:: MATERIAL ::

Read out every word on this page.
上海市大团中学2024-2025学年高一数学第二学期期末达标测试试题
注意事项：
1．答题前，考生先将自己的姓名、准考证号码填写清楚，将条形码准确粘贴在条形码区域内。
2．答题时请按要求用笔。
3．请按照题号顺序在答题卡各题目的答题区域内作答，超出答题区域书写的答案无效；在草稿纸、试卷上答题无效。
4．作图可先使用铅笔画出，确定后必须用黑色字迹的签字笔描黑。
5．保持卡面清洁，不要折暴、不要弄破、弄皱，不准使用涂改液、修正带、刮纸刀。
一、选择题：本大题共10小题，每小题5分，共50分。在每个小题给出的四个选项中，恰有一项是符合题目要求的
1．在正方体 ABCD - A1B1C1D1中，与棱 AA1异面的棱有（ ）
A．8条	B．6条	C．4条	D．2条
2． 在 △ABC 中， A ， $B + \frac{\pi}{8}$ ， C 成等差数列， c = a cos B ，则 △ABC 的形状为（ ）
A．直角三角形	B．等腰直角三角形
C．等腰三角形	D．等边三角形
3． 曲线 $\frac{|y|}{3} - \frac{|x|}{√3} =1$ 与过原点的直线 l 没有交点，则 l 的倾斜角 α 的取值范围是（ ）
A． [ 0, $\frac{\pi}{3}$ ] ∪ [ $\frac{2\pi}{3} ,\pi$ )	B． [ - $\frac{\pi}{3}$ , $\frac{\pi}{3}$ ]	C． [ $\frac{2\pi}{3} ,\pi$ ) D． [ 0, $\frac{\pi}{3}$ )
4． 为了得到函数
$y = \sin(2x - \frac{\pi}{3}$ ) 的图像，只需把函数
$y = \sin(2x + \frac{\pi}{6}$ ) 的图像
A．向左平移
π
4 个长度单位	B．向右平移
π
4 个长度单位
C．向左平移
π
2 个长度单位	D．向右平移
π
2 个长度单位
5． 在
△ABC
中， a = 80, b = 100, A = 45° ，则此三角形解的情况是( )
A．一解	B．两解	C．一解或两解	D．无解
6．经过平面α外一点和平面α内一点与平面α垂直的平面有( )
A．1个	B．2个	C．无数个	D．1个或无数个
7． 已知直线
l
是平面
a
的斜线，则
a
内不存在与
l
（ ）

:: PROBLEM REQUIREMENTS ::
Return all of the entries exactly as written.

:: EXPECTED ANSWER ::
Read out every word on this page.
上海市大团中学2024-2025学年高一数学第二学期期末达标测试试题
注意事项：
1．答题前，考生先将自己的姓名、准考证号码填写清楚，将条形码准确粘贴在条形码区域内。
2．答题时请按要求用笔。
3．请按照题号顺序在答题卡各题目的答题区域内作答，超出答题区域书写的答案无效；在草稿纸、试卷上答题无效。
4．作图可先使用铅笔画出，确定后必须用黑色字迹的签字笔描黑。
5．保持卡面清洁，不要折暴、不要弄破、弄皱，不准使用涂改液、修正带、刮纸刀。
一、选择题：本大题共10小题，每小题5分，共50分。在每个小题给出的四个选项中，恰有一项是符合题目要求的
1．在正方体 ABCD - A1B1C1D1中，与棱 AA1异面的棱有（ ）
A．8条	B．6条	C．4条	D．2条
2． 在 △ABC 中， A ， $B + \frac{\pi}{8}$ ， C 成等差数列， c = a cos B ，则 △ABC 的形状为（ ）
A．直角三角形	B．等腰直角三角形
C．等腰三角形	D．等边三角形
3． 曲线 $\frac{|y|}{3} - \frac{|x|}{√3} =1$ 与过原点的直线 l 没有交点，则 l 的倾斜角 α 的取值范围是（ ）
A． [ 0, $\frac{\pi}{3}$ ] ∪ [ $\frac{2\pi}{3} ,\pi$ )	B． [ - $\frac{\pi}{3}$ , $\frac{\pi}{3}$ ]	C． [ $\frac{2\pi}{3} ,\pi$ ) D． [ 0, $\frac{\pi}{3}$ )
4． 为了得到函数
$y = \sin(2x - \frac{\pi}{3}$ ) 的图像，只需把函数
$y = \sin(2x + \frac{\pi}{6}$ ) 的图像
A．向左平移
π
4 个长度单位	B．向右平移
π
4 个长度单位
C．向左平移
π
2 个长度单位	D．向右平移
π
2 个长度单位
5． 在
△ABC
中， a = 80, b = 100, A = 45° ，则此三角形解的情况是( )
A．一解	B．两解	C．一解或两解	D．无解
6．经过平面α外一点和平面α内一点与平面α垂直的平面有( )
A．1个	B．2个	C．无数个	D．1个或无数个
7． 已知直线
l
是平面
a
的斜线，则
a
内不存在与
l
（ ）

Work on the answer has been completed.